=== GOAL ===
From the entries below, copy every line holding the word "Reanalisi".

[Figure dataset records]
|---|

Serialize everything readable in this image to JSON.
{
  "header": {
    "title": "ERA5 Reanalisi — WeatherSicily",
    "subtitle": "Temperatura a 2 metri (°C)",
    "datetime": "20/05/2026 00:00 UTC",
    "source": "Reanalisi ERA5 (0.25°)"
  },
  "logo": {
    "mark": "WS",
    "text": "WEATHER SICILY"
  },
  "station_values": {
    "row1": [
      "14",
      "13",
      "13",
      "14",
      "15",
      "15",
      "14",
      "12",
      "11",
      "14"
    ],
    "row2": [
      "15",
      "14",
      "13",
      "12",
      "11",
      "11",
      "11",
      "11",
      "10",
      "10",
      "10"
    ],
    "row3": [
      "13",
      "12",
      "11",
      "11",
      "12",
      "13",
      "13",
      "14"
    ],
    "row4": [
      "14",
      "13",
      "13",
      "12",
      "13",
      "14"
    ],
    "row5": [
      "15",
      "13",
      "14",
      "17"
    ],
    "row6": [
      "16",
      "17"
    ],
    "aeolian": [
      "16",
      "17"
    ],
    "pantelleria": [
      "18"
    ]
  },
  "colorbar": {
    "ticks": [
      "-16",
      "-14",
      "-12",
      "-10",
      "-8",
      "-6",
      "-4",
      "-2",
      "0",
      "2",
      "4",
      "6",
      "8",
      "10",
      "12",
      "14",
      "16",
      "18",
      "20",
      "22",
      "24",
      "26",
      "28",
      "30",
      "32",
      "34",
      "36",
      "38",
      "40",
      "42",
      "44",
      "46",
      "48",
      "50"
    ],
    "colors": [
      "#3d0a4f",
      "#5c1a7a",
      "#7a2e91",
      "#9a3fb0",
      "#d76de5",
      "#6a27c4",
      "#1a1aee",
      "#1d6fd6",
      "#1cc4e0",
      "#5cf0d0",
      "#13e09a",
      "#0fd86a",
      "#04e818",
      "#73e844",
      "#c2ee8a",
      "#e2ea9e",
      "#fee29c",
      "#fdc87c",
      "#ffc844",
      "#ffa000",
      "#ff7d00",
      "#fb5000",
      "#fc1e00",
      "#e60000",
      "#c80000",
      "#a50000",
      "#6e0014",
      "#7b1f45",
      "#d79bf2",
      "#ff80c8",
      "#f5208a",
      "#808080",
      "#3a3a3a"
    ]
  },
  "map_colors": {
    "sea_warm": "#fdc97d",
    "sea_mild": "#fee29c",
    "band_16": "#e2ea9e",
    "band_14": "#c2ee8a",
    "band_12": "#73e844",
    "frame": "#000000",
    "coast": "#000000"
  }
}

|---|

=== WORKED SOLUTION ===
    "title": "ERA5 Reanalisi — WeatherSicily",
    "source": "Reanalisi ERA5 (0.25°)"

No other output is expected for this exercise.